— start —

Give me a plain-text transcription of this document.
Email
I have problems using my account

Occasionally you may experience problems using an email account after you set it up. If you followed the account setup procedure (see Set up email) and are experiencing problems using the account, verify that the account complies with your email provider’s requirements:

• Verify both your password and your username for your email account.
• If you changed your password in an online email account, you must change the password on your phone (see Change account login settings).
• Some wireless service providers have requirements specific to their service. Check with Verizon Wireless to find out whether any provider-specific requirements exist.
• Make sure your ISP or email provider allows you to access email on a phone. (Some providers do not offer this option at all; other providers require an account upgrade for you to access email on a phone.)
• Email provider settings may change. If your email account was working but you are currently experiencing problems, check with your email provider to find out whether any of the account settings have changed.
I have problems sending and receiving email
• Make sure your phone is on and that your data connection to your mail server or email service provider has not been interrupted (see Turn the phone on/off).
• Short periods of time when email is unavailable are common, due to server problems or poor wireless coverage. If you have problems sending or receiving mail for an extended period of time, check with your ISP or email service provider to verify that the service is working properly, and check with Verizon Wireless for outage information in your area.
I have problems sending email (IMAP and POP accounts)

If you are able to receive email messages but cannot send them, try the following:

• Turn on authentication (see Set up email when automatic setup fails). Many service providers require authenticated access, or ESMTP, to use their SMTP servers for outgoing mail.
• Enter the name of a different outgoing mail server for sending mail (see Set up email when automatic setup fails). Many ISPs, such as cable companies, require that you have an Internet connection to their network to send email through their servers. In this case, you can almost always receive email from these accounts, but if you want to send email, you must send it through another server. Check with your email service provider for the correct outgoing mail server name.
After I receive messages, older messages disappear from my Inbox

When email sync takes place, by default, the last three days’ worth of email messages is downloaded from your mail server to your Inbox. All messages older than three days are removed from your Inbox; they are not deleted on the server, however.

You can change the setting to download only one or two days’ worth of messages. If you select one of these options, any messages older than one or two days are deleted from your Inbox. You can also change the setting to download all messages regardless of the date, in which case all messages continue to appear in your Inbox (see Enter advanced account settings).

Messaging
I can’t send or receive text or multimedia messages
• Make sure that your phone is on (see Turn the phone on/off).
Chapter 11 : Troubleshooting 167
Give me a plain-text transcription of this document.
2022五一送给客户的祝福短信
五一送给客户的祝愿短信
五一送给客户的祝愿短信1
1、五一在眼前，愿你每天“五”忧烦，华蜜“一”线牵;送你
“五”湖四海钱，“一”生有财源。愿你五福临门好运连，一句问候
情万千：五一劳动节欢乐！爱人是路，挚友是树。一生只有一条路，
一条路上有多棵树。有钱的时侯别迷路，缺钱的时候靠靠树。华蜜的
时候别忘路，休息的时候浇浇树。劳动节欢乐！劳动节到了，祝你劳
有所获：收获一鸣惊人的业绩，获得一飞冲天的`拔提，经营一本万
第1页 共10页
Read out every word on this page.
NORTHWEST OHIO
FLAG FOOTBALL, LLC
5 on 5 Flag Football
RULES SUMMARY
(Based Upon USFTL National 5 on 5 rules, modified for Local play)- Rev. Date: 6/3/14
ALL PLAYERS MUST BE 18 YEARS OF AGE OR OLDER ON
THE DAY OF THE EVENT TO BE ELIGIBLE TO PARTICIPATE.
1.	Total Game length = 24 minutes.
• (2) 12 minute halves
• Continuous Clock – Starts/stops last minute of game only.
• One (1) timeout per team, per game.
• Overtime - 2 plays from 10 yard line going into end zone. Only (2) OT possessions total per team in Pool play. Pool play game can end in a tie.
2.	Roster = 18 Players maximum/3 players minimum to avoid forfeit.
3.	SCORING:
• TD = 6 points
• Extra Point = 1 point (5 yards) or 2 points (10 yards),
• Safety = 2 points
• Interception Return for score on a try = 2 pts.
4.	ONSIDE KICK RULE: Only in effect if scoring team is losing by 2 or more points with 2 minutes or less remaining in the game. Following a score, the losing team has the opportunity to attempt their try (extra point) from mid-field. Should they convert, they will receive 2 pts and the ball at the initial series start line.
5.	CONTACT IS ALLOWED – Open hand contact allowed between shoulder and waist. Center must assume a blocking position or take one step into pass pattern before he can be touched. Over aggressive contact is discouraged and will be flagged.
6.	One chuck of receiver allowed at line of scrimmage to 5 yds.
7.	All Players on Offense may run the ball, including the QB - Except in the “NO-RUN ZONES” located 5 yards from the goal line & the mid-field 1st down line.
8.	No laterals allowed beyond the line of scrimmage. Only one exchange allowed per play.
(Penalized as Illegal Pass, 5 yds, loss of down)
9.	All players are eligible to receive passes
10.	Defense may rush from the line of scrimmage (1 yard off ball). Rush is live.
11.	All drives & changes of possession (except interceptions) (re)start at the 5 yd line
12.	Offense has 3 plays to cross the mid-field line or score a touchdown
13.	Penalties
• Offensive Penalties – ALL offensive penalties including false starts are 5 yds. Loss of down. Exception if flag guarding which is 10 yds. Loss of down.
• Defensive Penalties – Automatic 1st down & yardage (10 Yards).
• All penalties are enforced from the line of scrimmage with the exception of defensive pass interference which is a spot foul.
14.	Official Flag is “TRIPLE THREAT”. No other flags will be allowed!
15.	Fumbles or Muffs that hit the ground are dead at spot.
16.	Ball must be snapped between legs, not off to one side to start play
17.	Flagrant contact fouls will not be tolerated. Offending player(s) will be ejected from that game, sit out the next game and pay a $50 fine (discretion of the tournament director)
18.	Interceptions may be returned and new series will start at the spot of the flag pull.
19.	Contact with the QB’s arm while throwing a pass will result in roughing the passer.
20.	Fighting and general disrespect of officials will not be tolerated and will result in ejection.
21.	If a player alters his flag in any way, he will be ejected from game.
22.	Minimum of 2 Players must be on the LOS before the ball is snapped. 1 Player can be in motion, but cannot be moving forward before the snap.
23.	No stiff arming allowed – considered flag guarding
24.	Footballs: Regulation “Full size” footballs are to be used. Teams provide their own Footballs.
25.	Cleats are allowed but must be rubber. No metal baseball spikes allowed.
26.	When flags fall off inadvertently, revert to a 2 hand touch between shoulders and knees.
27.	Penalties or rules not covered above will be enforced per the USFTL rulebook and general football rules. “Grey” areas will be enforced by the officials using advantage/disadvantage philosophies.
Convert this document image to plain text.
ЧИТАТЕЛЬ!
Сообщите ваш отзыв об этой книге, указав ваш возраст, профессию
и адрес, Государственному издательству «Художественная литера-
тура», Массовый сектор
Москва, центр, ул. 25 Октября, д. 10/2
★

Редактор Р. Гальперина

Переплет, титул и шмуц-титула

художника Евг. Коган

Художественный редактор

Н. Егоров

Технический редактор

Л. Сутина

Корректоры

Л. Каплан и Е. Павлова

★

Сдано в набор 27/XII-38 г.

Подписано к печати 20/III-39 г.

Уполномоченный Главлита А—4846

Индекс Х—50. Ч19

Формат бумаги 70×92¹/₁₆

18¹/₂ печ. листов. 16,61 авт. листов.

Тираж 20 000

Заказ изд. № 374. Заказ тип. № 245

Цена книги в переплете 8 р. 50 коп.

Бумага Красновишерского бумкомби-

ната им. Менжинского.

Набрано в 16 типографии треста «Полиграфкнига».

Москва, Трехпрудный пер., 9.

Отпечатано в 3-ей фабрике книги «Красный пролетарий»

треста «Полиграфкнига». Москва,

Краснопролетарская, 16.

— end —

**EXERCISE AIM**
Copy out all the entries shown above, character for character.

**TASK RESULT**
Give me a plain-text transcription of this document.
Email
I have problems using my account

Occasionally you may experience problems using an email account after you set it up. If you followed the account setup procedure (see Set up email) and are experiencing problems using the account, verify that the account complies with your email provider’s requirements:

• Verify both your password and your username for your email account.
• If you changed your password in an online email account, you must change the password on your phone (see Change account login settings).
• Some wireless service providers have requirements specific to their service. Check with Verizon Wireless to find out whether any provider-specific requirements exist.
• Make sure your ISP or email provider allows you to access email on a phone. (Some providers do not offer this option at all; other providers require an account upgrade for you to access email on a phone.)
• Email provider settings may change. If your email account was working but you are currently experiencing problems, check with your email provider to find out whether any of the account settings have changed.
I have problems sending and receiving email
• Make sure your phone is on and that your data connection to your mail server or email service provider has not been interrupted (see Turn the phone on/off).
• Short periods of time when email is unavailable are common, due to server problems or poor wireless coverage. If you have problems sending or receiving mail for an extended period of time, check with your ISP or email service provider to verify that the service is working properly, and check with Verizon Wireless for outage information in your area.
I have problems sending email (IMAP and POP accounts)

If you are able to receive email messages but cannot send them, try the following:

• Turn on authentication (see Set up email when automatic setup fails). Many service providers require authenticated access, or ESMTP, to use their SMTP servers for outgoing mail.
• Enter the name of a different outgoing mail server for sending mail (see Set up email when automatic setup fails). Many ISPs, such as cable companies, require that you have an Internet connection to their network to send email through their servers. In this case, you can almost always receive email from these accounts, but if you want to send email, you must send it through another server. Check with your email service provider for the correct outgoing mail server name.
After I receive messages, older messages disappear from my Inbox

When email sync takes place, by default, the last three days’ worth of email messages is downloaded from your mail server to your Inbox. All messages older than three days are removed from your Inbox; they are not deleted on the server, however.

You can change the setting to download only one or two days’ worth of messages. If you select one of these options, any messages older than one or two days are deleted from your Inbox. You can also change the setting to download all messages regardless of the date, in which case all messages continue to appear in your Inbox (see Enter advanced account settings).

Messaging
I can’t send or receive text or multimedia messages
• Make sure that your phone is on (see Turn the phone on/off).
Chapter 11 : Troubleshooting 167
Give me a plain-text transcription of this document.
2022五一送给客户的祝福短信
五一送给客户的祝愿短信
五一送给客户的祝愿短信1
1、五一在眼前，愿你每天“五”忧烦，华蜜“一”线牵;送你
“五”湖四海钱，“一”生有财源。愿你五福临门好运连，一句问候
情万千：五一劳动节欢乐！爱人是路，挚友是树。一生只有一条路，
一条路上有多棵树。有钱的时侯别迷路，缺钱的时候靠靠树。华蜜的
时候别忘路，休息的时候浇浇树。劳动节欢乐！劳动节到了，祝你劳
有所获：收获一鸣惊人的业绩，获得一飞冲天的`拔提，经营一本万
第1页 共10页
Read out every word on this page.
NORTHWEST OHIO
FLAG FOOTBALL, LLC
5 on 5 Flag Football
RULES SUMMARY
(Based Upon USFTL National 5 on 5 rules, modified for Local play)- Rev. Date: 6/3/14
ALL PLAYERS MUST BE 18 YEARS OF AGE OR OLDER ON
THE DAY OF THE EVENT TO BE ELIGIBLE TO PARTICIPATE.
1.	Total Game length = 24 minutes.
• (2) 12 minute halves
• Continuous Clock – Starts/stops last minute of game only.
• One (1) timeout per team, per game.
• Overtime - 2 plays from 10 yard line going into end zone. Only (2) OT possessions total per team in Pool play. Pool play game can end in a tie.
2.	Roster = 18 Players maximum/3 players minimum to avoid forfeit.
3.	SCORING:
• TD = 6 points
• Extra Point = 1 point (5 yards) or 2 points (10 yards),
• Safety = 2 points
• Interception Return for score on a try = 2 pts.
4.	ONSIDE KICK RULE: Only in effect if scoring team is losing by 2 or more points with 2 minutes or less remaining in the game. Following a score, the losing team has the opportunity to attempt their try (extra point) from mid-field. Should they convert, they will receive 2 pts and the ball at the initial series start line.
5.	CONTACT IS ALLOWED – Open hand contact allowed between shoulder and waist. Center must assume a blocking position or take one step into pass pattern before he can be touched. Over aggressive contact is discouraged and will be flagged.
6.	One chuck of receiver allowed at line of scrimmage to 5 yds.
7.	All Players on Offense may run the ball, including the QB - Except in the “NO-RUN ZONES” located 5 yards from the goal line & the mid-field 1st down line.
8.	No laterals allowed beyond the line of scrimmage. Only one exchange allowed per play.
(Penalized as Illegal Pass, 5 yds, loss of down)
9.	All players are eligible to receive passes
10.	Defense may rush from the line of scrimmage (1 yard off ball). Rush is live.
11.	All drives & changes of possession (except interceptions) (re)start at the 5 yd line
12.	Offense has 3 plays to cross the mid-field line or score a touchdown
13.	Penalties
• Offensive Penalties – ALL offensive penalties including false starts are 5 yds. Loss of down. Exception if flag guarding which is 10 yds. Loss of down.
• Defensive Penalties – Automatic 1st down & yardage (10 Yards).
• All penalties are enforced from the line of scrimmage with the exception of defensive pass interference which is a spot foul.
14.	Official Flag is “TRIPLE THREAT”. No other flags will be allowed!
15.	Fumbles or Muffs that hit the ground are dead at spot.
16.	Ball must be snapped between legs, not off to one side to start play
17.	Flagrant contact fouls will not be tolerated. Offending player(s) will be ejected from that game, sit out the next game and pay a $50 fine (discretion of the tournament director)
18.	Interceptions may be returned and new series will start at the spot of the flag pull.
19.	Contact with the QB’s arm while throwing a pass will result in roughing the passer.
20.	Fighting and general disrespect of officials will not be tolerated and will result in ejection.
21.	If a player alters his flag in any way, he will be ejected from game.
22.	Minimum of 2 Players must be on the LOS before the ball is snapped. 1 Player can be in motion, but cannot be moving forward before the snap.
23.	No stiff arming allowed – considered flag guarding
24.	Footballs: Regulation “Full size” footballs are to be used. Teams provide their own Footballs.
25.	Cleats are allowed but must be rubber. No metal baseball spikes allowed.
26.	When flags fall off inadvertently, revert to a 2 hand touch between shoulders and knees.
27.	Penalties or rules not covered above will be enforced per the USFTL rulebook and general football rules. “Grey” areas will be enforced by the officials using advantage/disadvantage philosophies.
Convert this document image to plain text.
ЧИТАТЕЛЬ!
Сообщите ваш отзыв об этой книге, указав ваш возраст, профессию
и адрес, Государственному издательству «Художественная литера-
тура», Массовый сектор
Москва, центр, ул. 25 Октября, д. 10/2
★

Редактор Р. Гальперина

Переплет, титул и шмуц-титула

художника Евг. Коган

Художественный редактор

Н. Егоров

Технический редактор

Л. Сутина

Корректоры

Л. Каплан и Е. Павлова

★

Сдано в набор 27/XII-38 г.

Подписано к печати 20/III-39 г.

Уполномоченный Главлита А—4846

Индекс Х—50. Ч19

Формат бумаги 70×92¹/₁₆

18¹/₂ печ. листов. 16,61 авт. листов.

Тираж 20 000

Заказ изд. № 374. Заказ тип. № 245

Цена книги в переплете 8 р. 50 коп.

Бумага Красновишерского бумкомби-

ната им. Менжинского.

Набрано в 16 типографии треста «Полиграфкнига».

Москва, Трехпрудный пер., 9.

Отпечатано в 3-ей фабрике книги «Красный пролетарий»

треста «Полиграфкнига». Москва,

Краснопролетарская, 16.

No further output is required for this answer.